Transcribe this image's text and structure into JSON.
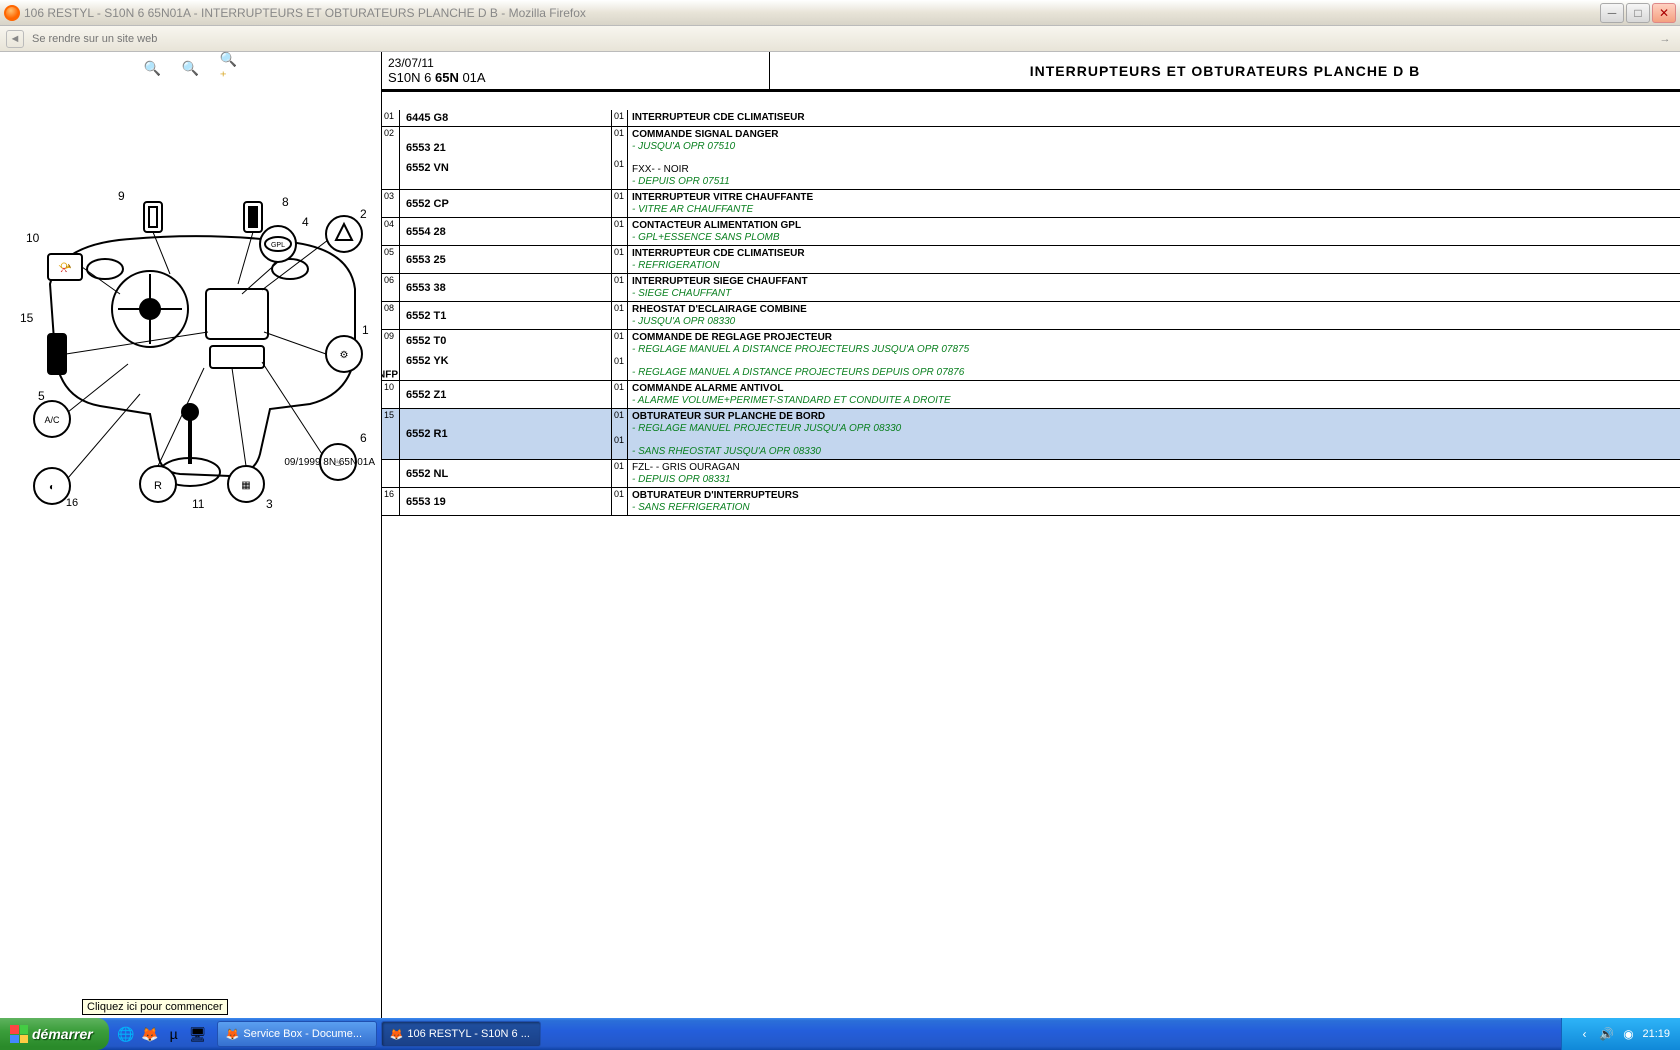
{
  "window": {
    "title": "106 RESTYL - S10N 6 65N01A - INTERRUPTEURS ET OBTURATEURS PLANCHE D B - Mozilla Firefox",
    "addressPlaceholder": "Se rendre sur un site web"
  },
  "header": {
    "date": "23/07/11",
    "codePrefix": "S10N 6 ",
    "codeBold": "65N",
    "codeSuffix": " 01A",
    "title": "INTERRUPTEURS ET OBTURATEURS PLANCHE D B"
  },
  "diagram": {
    "caption": "09/1999  8N 65N01A",
    "tooltip": "Cliquez ici pour commencer"
  },
  "parts": [
    {
      "num": "01",
      "refs": [
        "6445 G8"
      ],
      "qtys": [
        "01"
      ],
      "desc": [
        {
          "t": "title",
          "v": "INTERRUPTEUR CDE CLIMATISEUR"
        }
      ]
    },
    {
      "num": "02",
      "refs": [
        "6553 21",
        "6552 VN"
      ],
      "qtys": [
        "01",
        "01"
      ],
      "desc": [
        {
          "t": "title",
          "v": "COMMANDE SIGNAL DANGER"
        },
        {
          "t": "note",
          "v": "- JUSQU'A OPR 07510"
        },
        {
          "t": "gap"
        },
        {
          "t": "plain",
          "v": "FXX- - NOIR"
        },
        {
          "t": "note",
          "v": "- DEPUIS OPR 07511"
        }
      ]
    },
    {
      "num": "03",
      "refs": [
        "6552 CP"
      ],
      "qtys": [
        "01"
      ],
      "desc": [
        {
          "t": "title",
          "v": "INTERRUPTEUR VITRE CHAUFFANTE"
        },
        {
          "t": "note",
          "v": "- VITRE AR CHAUFFANTE"
        }
      ]
    },
    {
      "num": "04",
      "refs": [
        "6554 28"
      ],
      "qtys": [
        "01"
      ],
      "desc": [
        {
          "t": "title",
          "v": "CONTACTEUR ALIMENTATION GPL"
        },
        {
          "t": "note",
          "v": "- GPL+ESSENCE SANS PLOMB"
        }
      ]
    },
    {
      "num": "05",
      "refs": [
        "6553 25"
      ],
      "qtys": [
        "01"
      ],
      "desc": [
        {
          "t": "title",
          "v": "INTERRUPTEUR CDE CLIMATISEUR"
        },
        {
          "t": "note",
          "v": "- REFRIGERATION"
        }
      ]
    },
    {
      "num": "06",
      "refs": [
        "6553 38"
      ],
      "qtys": [
        "01"
      ],
      "desc": [
        {
          "t": "title",
          "v": "INTERRUPTEUR SIEGE CHAUFFANT"
        },
        {
          "t": "note",
          "v": "- SIEGE CHAUFFANT"
        }
      ]
    },
    {
      "num": "08",
      "refs": [
        "6552 T1"
      ],
      "qtys": [
        "01"
      ],
      "desc": [
        {
          "t": "title",
          "v": "RHEOSTAT D'ECLAIRAGE COMBINE"
        },
        {
          "t": "note",
          "v": "- JUSQU'A OPR 08330"
        }
      ]
    },
    {
      "num": "09",
      "nfp": "NFP",
      "refs": [
        "6552 T0",
        "6552 YK"
      ],
      "qtys": [
        "01",
        "01"
      ],
      "desc": [
        {
          "t": "title",
          "v": "COMMANDE DE REGLAGE PROJECTEUR"
        },
        {
          "t": "note",
          "v": "- REGLAGE MANUEL A DISTANCE PROJECTEURS JUSQU'A OPR 07875"
        },
        {
          "t": "gap"
        },
        {
          "t": "note",
          "v": "- REGLAGE MANUEL A DISTANCE PROJECTEURS DEPUIS OPR 07876"
        }
      ]
    },
    {
      "num": "10",
      "refs": [
        "6552 Z1"
      ],
      "qtys": [
        "01"
      ],
      "desc": [
        {
          "t": "title",
          "v": "COMMANDE ALARME ANTIVOL"
        },
        {
          "t": "note",
          "v": "- ALARME VOLUME+PERIMET-STANDARD ET CONDUITE A DROITE"
        }
      ]
    },
    {
      "num": "15",
      "selected": true,
      "refs": [
        "6552 R1"
      ],
      "qtys": [
        "01",
        "01"
      ],
      "desc": [
        {
          "t": "title",
          "v": "OBTURATEUR SUR PLANCHE DE BORD"
        },
        {
          "t": "note",
          "v": "- REGLAGE MANUEL PROJECTEUR JUSQU'A OPR 08330"
        },
        {
          "t": "gap"
        },
        {
          "t": "note",
          "v": "- SANS RHEOSTAT JUSQU'A OPR 08330"
        }
      ]
    },
    {
      "num": "",
      "refs": [
        "6552 NL"
      ],
      "qtys": [
        "01"
      ],
      "desc": [
        {
          "t": "plain",
          "v": "FZL- - GRIS OURAGAN"
        },
        {
          "t": "note",
          "v": "- DEPUIS OPR 08331"
        }
      ]
    },
    {
      "num": "16",
      "refs": [
        "6553 19"
      ],
      "qtys": [
        "01"
      ],
      "desc": [
        {
          "t": "title",
          "v": "OBTURATEUR D'INTERRUPTEURS"
        },
        {
          "t": "note",
          "v": "- SANS REFRIGERATION"
        }
      ]
    }
  ],
  "taskbar": {
    "start": "démarrer",
    "tasks": [
      {
        "label": "Service Box - Docume..."
      },
      {
        "label": "106 RESTYL - S10N 6 ...",
        "active": true
      }
    ],
    "clock": "21:19"
  }
}
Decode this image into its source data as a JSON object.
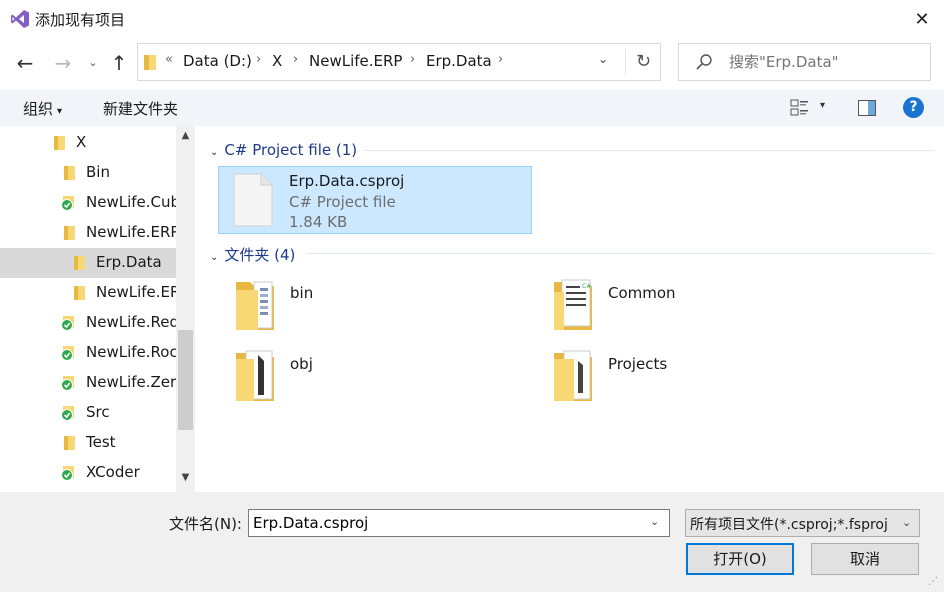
{
  "window": {
    "title": "添加现有项目",
    "close_glyph": "✕"
  },
  "nav": {
    "back_glyph": "←",
    "forward_glyph": "→",
    "recent_glyph": "⌄",
    "up_glyph": "↑",
    "refresh_glyph": "↻"
  },
  "address": {
    "overflow_glyph": "«",
    "separator": "›",
    "dropdown_glyph": "⌄",
    "crumbs": [
      "Data (D:)",
      "X",
      "NewLife.ERP",
      "Erp.Data"
    ]
  },
  "search": {
    "placeholder": "搜索\"Erp.Data\""
  },
  "toolbar": {
    "organize_label": "组织",
    "organize_caret": "▾",
    "new_folder_label": "新建文件夹",
    "view_caret": "▾",
    "help_label": "?"
  },
  "tree": {
    "items": [
      {
        "label": "X",
        "icon": "folder-icon"
      },
      {
        "label": "Bin",
        "icon": "folder-icon"
      },
      {
        "label": "NewLife.Cube",
        "icon": "folder-synced-icon"
      },
      {
        "label": "NewLife.ERP",
        "icon": "folder-icon"
      },
      {
        "label": "Erp.Data",
        "icon": "folder-icon",
        "selected": true
      },
      {
        "label": "NewLife.ERP.Web",
        "icon": "folder-icon"
      },
      {
        "label": "NewLife.Redis",
        "icon": "folder-synced-icon"
      },
      {
        "label": "NewLife.Roc",
        "icon": "folder-synced-icon"
      },
      {
        "label": "NewLife.Zero",
        "icon": "folder-synced-icon"
      },
      {
        "label": "Src",
        "icon": "folder-synced-icon"
      },
      {
        "label": "Test",
        "icon": "folder-icon"
      },
      {
        "label": "XCoder",
        "icon": "folder-synced-icon"
      }
    ],
    "scroll_up": "▲",
    "scroll_down": "▼"
  },
  "content": {
    "groups": [
      {
        "label": "C# Project file (1)",
        "caret": "⌄"
      },
      {
        "label": "文件夹 (4)",
        "caret": "⌄"
      }
    ],
    "file": {
      "name": "Erp.Data.csproj",
      "type": "C# Project file",
      "size": "1.84 KB"
    },
    "folders": [
      {
        "label": "bin",
        "icon": "folder-binary-icon"
      },
      {
        "label": "Common",
        "icon": "folder-csharp-icon"
      },
      {
        "label": "obj",
        "icon": "folder-file-icon"
      },
      {
        "label": "Projects",
        "icon": "folder-file-icon"
      }
    ]
  },
  "bottom": {
    "filename_label": "文件名(N):",
    "filename_value": "Erp.Data.csproj",
    "filename_dd": "⌄",
    "filter_value": "所有项目文件(*.csproj;*.fsproj",
    "filter_caret": "⌄",
    "open_label": "打开(O)",
    "cancel_label": "取消"
  },
  "colors": {
    "accent": "#0078d7",
    "selection_bg": "#cce8ff",
    "folder_yellow": "#f8d775",
    "vs_purple": "#865fc5",
    "sync_green": "#2fa84f"
  }
}
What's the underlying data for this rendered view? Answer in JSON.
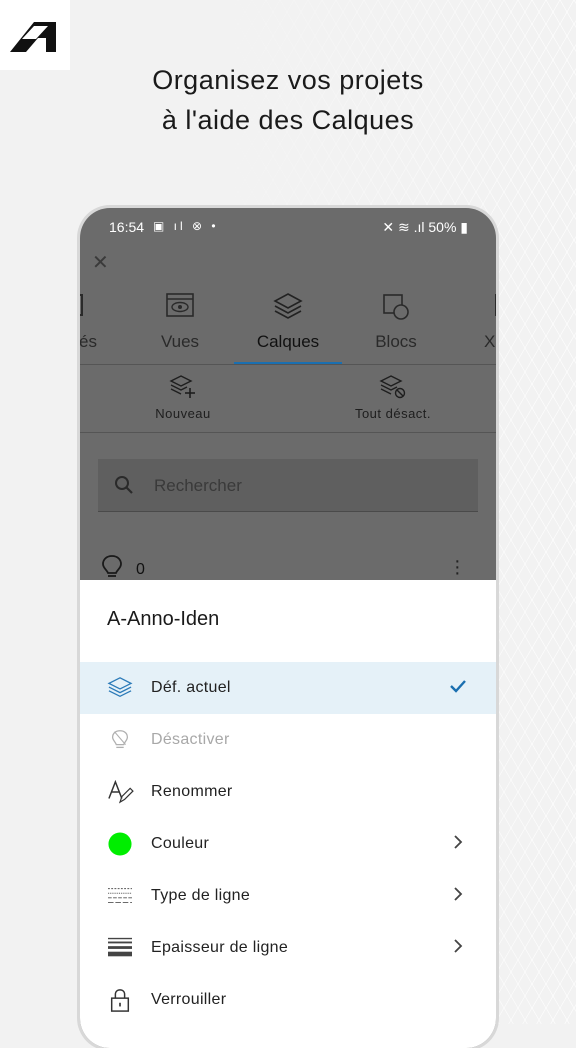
{
  "headline": {
    "line1": "Organisez vos projets",
    "line2": "à l'aide des Calques"
  },
  "statusbar": {
    "time": "16:54",
    "battery": "50%"
  },
  "tabs": [
    {
      "label": "és",
      "icon": "tab-partial-icon"
    },
    {
      "label": "Vues",
      "icon": "eye-icon"
    },
    {
      "label": "Calques",
      "icon": "layers-icon"
    },
    {
      "label": "Blocs",
      "icon": "blocks-icon"
    },
    {
      "label": "X",
      "icon": "xref-icon"
    }
  ],
  "actions": {
    "new": "Nouveau",
    "all_off": "Tout désact."
  },
  "search": {
    "placeholder": "Rechercher"
  },
  "layer_row": {
    "name": "0"
  },
  "sheet": {
    "title": "A-Anno-Iden",
    "options": [
      {
        "label": "Déf. actuel",
        "icon": "layers-icon",
        "selected": true
      },
      {
        "label": "Désactiver",
        "icon": "bulb-off-icon",
        "disabled": true
      },
      {
        "label": "Renommer",
        "icon": "rename-icon"
      },
      {
        "label": "Couleur",
        "icon": "color-swatch-icon",
        "color": "#00ee00"
      },
      {
        "label": "Type de ligne",
        "icon": "linetype-icon"
      },
      {
        "label": "Epaisseur de ligne",
        "icon": "lineweight-icon"
      },
      {
        "label": "Verrouiller",
        "icon": "lock-icon"
      }
    ]
  },
  "colors": {
    "accent": "#1a6fb0",
    "selected_bg": "#e5f1f8",
    "layer_color": "#00ee00"
  }
}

■ ■ ■ ■ ■ ■ ■

Copy out each line in the listing that has the word "REGLAGE".

          "v": "COMMANDE DE REGLAGE PROJECTEUR"
          "v": "- REGLAGE MANUEL A DISTANCE PROJECTEURS JUSQU'A OPR 07875"
          "v": "- REGLAGE MANUEL A DISTANCE PROJECTEURS DEPUIS OPR 07876"
          "v": "- REGLAGE MANUEL PROJECTEUR JUSQU'A OPR 08330"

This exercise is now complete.